* [Data supplied]

——

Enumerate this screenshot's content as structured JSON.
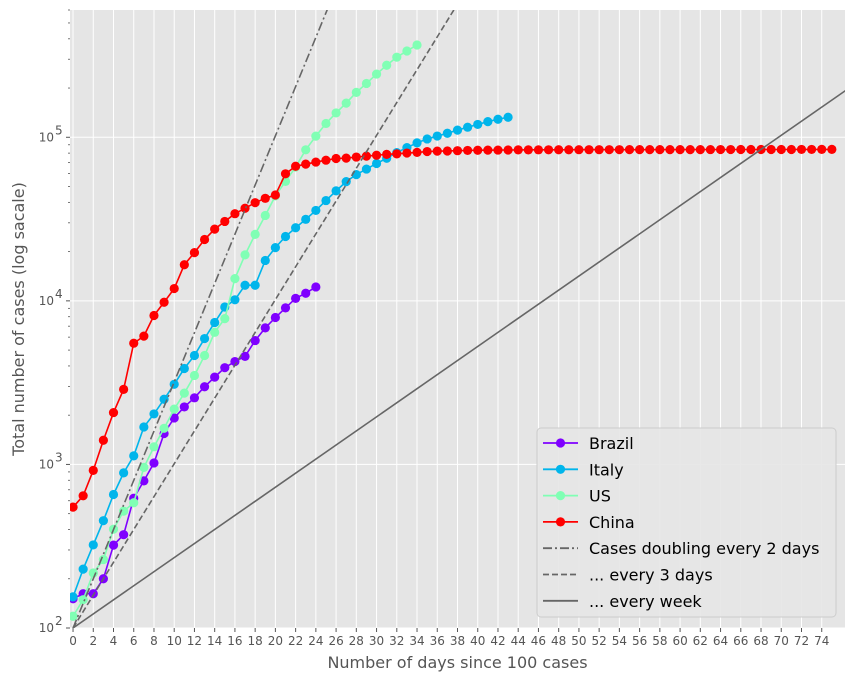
{
  "chart_data": {
    "type": "line",
    "title": "",
    "xlabel": "Number of days since 100 cases",
    "ylabel": "Total number of cases  (log sacale)",
    "yscale": "log",
    "xlim": [
      -0.3,
      76.3
    ],
    "ylim": [
      100,
      600000
    ],
    "grid": true,
    "legend_position": "lower-right",
    "xticks": [
      "0",
      "2",
      "4",
      "6",
      "8",
      "10",
      "12",
      "14",
      "16",
      "18",
      "20",
      "22",
      "24",
      "26",
      "28",
      "30",
      "32",
      "34",
      "36",
      "38",
      "40",
      "42",
      "44",
      "46",
      "48",
      "50",
      "52",
      "54",
      "56",
      "58",
      "60",
      "62",
      "64",
      "66",
      "68",
      "70",
      "72",
      "74"
    ],
    "yticks": [
      {
        "value": 100,
        "base": "10",
        "exp": "2"
      },
      {
        "value": 1000,
        "base": "10",
        "exp": "3"
      },
      {
        "value": 10000,
        "base": "10",
        "exp": "4"
      },
      {
        "value": 100000,
        "base": "10",
        "exp": "5"
      }
    ],
    "series": [
      {
        "name": "Brazil",
        "color": "#7f00ff",
        "marker": "circle",
        "x": [
          0,
          1,
          2,
          3,
          4,
          5,
          6,
          7,
          8,
          9,
          10,
          11,
          12,
          13,
          14,
          15,
          16,
          17,
          18,
          19,
          20,
          21,
          22,
          23,
          24
        ],
        "y": [
          151,
          162,
          162,
          200,
          321,
          372,
          621,
          793,
          1021,
          1546,
          1924,
          2247,
          2554,
          2985,
          3417,
          3904,
          4256,
          4579,
          5717,
          6836,
          7910,
          9056,
          10360,
          11130,
          12161
        ]
      },
      {
        "name": "Italy",
        "color": "#00b5eb",
        "marker": "circle",
        "x": [
          0,
          1,
          2,
          3,
          4,
          5,
          6,
          7,
          8,
          9,
          10,
          11,
          12,
          13,
          14,
          15,
          16,
          17,
          18,
          19,
          20,
          21,
          22,
          23,
          24,
          25,
          26,
          27,
          28,
          29,
          30,
          31,
          32,
          33,
          34,
          35,
          36,
          37,
          38,
          39,
          40,
          41,
          42,
          43
        ],
        "y": [
          155,
          229,
          322,
          453,
          655,
          888,
          1128,
          1694,
          2036,
          2502,
          3089,
          3858,
          4636,
          5883,
          7375,
          9172,
          10149,
          12462,
          12462,
          17660,
          21157,
          24747,
          27980,
          31506,
          35713,
          41035,
          47021,
          53578,
          59138,
          63927,
          69176,
          74386,
          80589,
          86498,
          92472,
          97689,
          101739,
          105792,
          110574,
          115242,
          119827,
          124632,
          128948,
          132547
        ]
      },
      {
        "name": "US",
        "color": "#80ffb4",
        "marker": "circle",
        "x": [
          0,
          1,
          2,
          3,
          4,
          5,
          6,
          7,
          8,
          9,
          10,
          11,
          12,
          13,
          14,
          15,
          16,
          17,
          18,
          19,
          20,
          21,
          22,
          23,
          24,
          25,
          26,
          27,
          28,
          29,
          30,
          31,
          32,
          33,
          34
        ],
        "y": [
          118,
          149,
          217,
          262,
          402,
          518,
          583,
          959,
          1281,
          1663,
          2179,
          2727,
          3499,
          4632,
          6421,
          7786,
          13680,
          19100,
          25489,
          33276,
          43847,
          53740,
          65778,
          83836,
          101657,
          121478,
          140886,
          161807,
          188172,
          213372,
          243453,
          275586,
          308850,
          337072,
          366614
        ]
      },
      {
        "name": "China",
        "color": "#ff0000",
        "marker": "circle",
        "x": [
          0,
          1,
          2,
          3,
          4,
          5,
          6,
          7,
          8,
          9,
          10,
          11,
          12,
          13,
          14,
          15,
          16,
          17,
          18,
          19,
          20,
          21,
          22,
          23,
          24,
          25,
          26,
          27,
          28,
          29,
          30,
          31,
          32,
          33,
          34,
          35,
          36,
          37,
          38,
          39,
          40,
          41,
          42,
          43,
          44,
          45,
          46,
          47,
          48,
          49,
          50,
          51,
          52,
          53,
          54,
          55,
          56,
          57,
          58,
          59,
          60,
          61,
          62,
          63,
          64,
          65,
          66,
          67,
          68,
          69,
          70,
          71,
          72,
          73,
          74,
          75
        ],
        "y": [
          548,
          643,
          920,
          1406,
          2075,
          2877,
          5509,
          6087,
          8141,
          9802,
          11891,
          16630,
          19716,
          23707,
          27440,
          30587,
          34110,
          36814,
          39829,
          42354,
          44386,
          59804,
          66492,
          68500,
          70548,
          72436,
          74185,
          74576,
          75700,
          76677,
          77673,
          78651,
          79205,
          80087,
          80828,
          81820,
          82279,
          82461,
          82804,
          83112,
          83336,
          83426,
          83532,
          83610,
          83736,
          83801,
          83817,
          83851,
          83880,
          83916,
          83958,
          83979,
          83979,
          83998,
          84007,
          84011,
          84022,
          84025,
          84051,
          84051,
          84054,
          84070,
          84082,
          84102,
          84146,
          84153,
          84186,
          84194,
          84201,
          84209,
          84217,
          84228,
          84292,
          84290,
          84306,
          84311
        ]
      },
      {
        "name": "Cases doubling every 2 days",
        "color": "#666666",
        "linestyle": "dashdot",
        "x": [
          0,
          36.5
        ],
        "y": [
          100,
          31000000.0
        ]
      },
      {
        "name": "... every 3 days",
        "color": "#666666",
        "linestyle": "dashed",
        "x": [
          0,
          54.7
        ],
        "y": [
          100,
          31000000.0
        ]
      },
      {
        "name": "... every week",
        "color": "#666666",
        "linestyle": "solid",
        "x": [
          0,
          80
        ],
        "y": [
          100,
          277000.0
        ]
      }
    ]
  }
}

——

Without including any pictures, output all the entries above exactly.

* [Problem solution]
Enumerate this screenshot's content as structured JSON.
{
  "chart_data": {
    "type": "line",
    "title": "",
    "xlabel": "Number of days since 100 cases",
    "ylabel": "Total number of cases  (log sacale)",
    "yscale": "log",
    "xlim": [
      -0.3,
      76.3
    ],
    "ylim": [
      100,
      600000
    ],
    "grid": true,
    "legend_position": "lower-right",
    "xticks": [
      "0",
      "2",
      "4",
      "6",
      "8",
      "10",
      "12",
      "14",
      "16",
      "18",
      "20",
      "22",
      "24",
      "26",
      "28",
      "30",
      "32",
      "34",
      "36",
      "38",
      "40",
      "42",
      "44",
      "46",
      "48",
      "50",
      "52",
      "54",
      "56",
      "58",
      "60",
      "62",
      "64",
      "66",
      "68",
      "70",
      "72",
      "74"
    ],
    "yticks": [
      {
        "value": 100,
        "base": "10",
        "exp": "2"
      },
      {
        "value": 1000,
        "base": "10",
        "exp": "3"
      },
      {
        "value": 10000,
        "base": "10",
        "exp": "4"
      },
      {
        "value": 100000,
        "base": "10",
        "exp": "5"
      }
    ],
    "series": [
      {
        "name": "Brazil",
        "color": "#7f00ff",
        "marker": "circle",
        "x": [
          0,
          1,
          2,
          3,
          4,
          5,
          6,
          7,
          8,
          9,
          10,
          11,
          12,
          13,
          14,
          15,
          16,
          17,
          18,
          19,
          20,
          21,
          22,
          23,
          24
        ],
        "y": [
          151,
          162,
          162,
          200,
          321,
          372,
          621,
          793,
          1021,
          1546,
          1924,
          2247,
          2554,
          2985,
          3417,
          3904,
          4256,
          4579,
          5717,
          6836,
          7910,
          9056,
          10360,
          11130,
          12161
        ]
      },
      {
        "name": "Italy",
        "color": "#00b5eb",
        "marker": "circle",
        "x": [
          0,
          1,
          2,
          3,
          4,
          5,
          6,
          7,
          8,
          9,
          10,
          11,
          12,
          13,
          14,
          15,
          16,
          17,
          18,
          19,
          20,
          21,
          22,
          23,
          24,
          25,
          26,
          27,
          28,
          29,
          30,
          31,
          32,
          33,
          34,
          35,
          36,
          37,
          38,
          39,
          40,
          41,
          42,
          43
        ],
        "y": [
          155,
          229,
          322,
          453,
          655,
          888,
          1128,
          1694,
          2036,
          2502,
          3089,
          3858,
          4636,
          5883,
          7375,
          9172,
          10149,
          12462,
          12462,
          17660,
          21157,
          24747,
          27980,
          31506,
          35713,
          41035,
          47021,
          53578,
          59138,
          63927,
          69176,
          74386,
          80589,
          86498,
          92472,
          97689,
          101739,
          105792,
          110574,
          115242,
          119827,
          124632,
          128948,
          132547
        ]
      },
      {
        "name": "US",
        "color": "#80ffb4",
        "marker": "circle",
        "x": [
          0,
          1,
          2,
          3,
          4,
          5,
          6,
          7,
          8,
          9,
          10,
          11,
          12,
          13,
          14,
          15,
          16,
          17,
          18,
          19,
          20,
          21,
          22,
          23,
          24,
          25,
          26,
          27,
          28,
          29,
          30,
          31,
          32,
          33,
          34
        ],
        "y": [
          118,
          149,
          217,
          262,
          402,
          518,
          583,
          959,
          1281,
          1663,
          2179,
          2727,
          3499,
          4632,
          6421,
          7786,
          13680,
          19100,
          25489,
          33276,
          43847,
          53740,
          65778,
          83836,
          101657,
          121478,
          140886,
          161807,
          188172,
          213372,
          243453,
          275586,
          308850,
          337072,
          366614
        ]
      },
      {
        "name": "China",
        "color": "#ff0000",
        "marker": "circle",
        "x": [
          0,
          1,
          2,
          3,
          4,
          5,
          6,
          7,
          8,
          9,
          10,
          11,
          12,
          13,
          14,
          15,
          16,
          17,
          18,
          19,
          20,
          21,
          22,
          23,
          24,
          25,
          26,
          27,
          28,
          29,
          30,
          31,
          32,
          33,
          34,
          35,
          36,
          37,
          38,
          39,
          40,
          41,
          42,
          43,
          44,
          45,
          46,
          47,
          48,
          49,
          50,
          51,
          52,
          53,
          54,
          55,
          56,
          57,
          58,
          59,
          60,
          61,
          62,
          63,
          64,
          65,
          66,
          67,
          68,
          69,
          70,
          71,
          72,
          73,
          74,
          75
        ],
        "y": [
          548,
          643,
          920,
          1406,
          2075,
          2877,
          5509,
          6087,
          8141,
          9802,
          11891,
          16630,
          19716,
          23707,
          27440,
          30587,
          34110,
          36814,
          39829,
          42354,
          44386,
          59804,
          66492,
          68500,
          70548,
          72436,
          74185,
          74576,
          75700,
          76677,
          77673,
          78651,
          79205,
          80087,
          80828,
          81820,
          82279,
          82461,
          82804,
          83112,
          83336,
          83426,
          83532,
          83610,
          83736,
          83801,
          83817,
          83851,
          83880,
          83916,
          83958,
          83979,
          83979,
          83998,
          84007,
          84011,
          84022,
          84025,
          84051,
          84051,
          84054,
          84070,
          84082,
          84102,
          84146,
          84153,
          84186,
          84194,
          84201,
          84209,
          84217,
          84228,
          84292,
          84290,
          84306,
          84311
        ]
      },
      {
        "name": "Cases doubling every 2 days",
        "color": "#666666",
        "linestyle": "dashdot",
        "x": [
          0,
          36.5
        ],
        "y": [
          100,
          31000000.0
        ]
      },
      {
        "name": "... every 3 days",
        "color": "#666666",
        "linestyle": "dashed",
        "x": [
          0,
          54.7
        ],
        "y": [
          100,
          31000000.0
        ]
      },
      {
        "name": "... every week",
        "color": "#666666",
        "linestyle": "solid",
        "x": [
          0,
          80
        ],
        "y": [
          100,
          277000.0
        ]
      }
    ]
  }
}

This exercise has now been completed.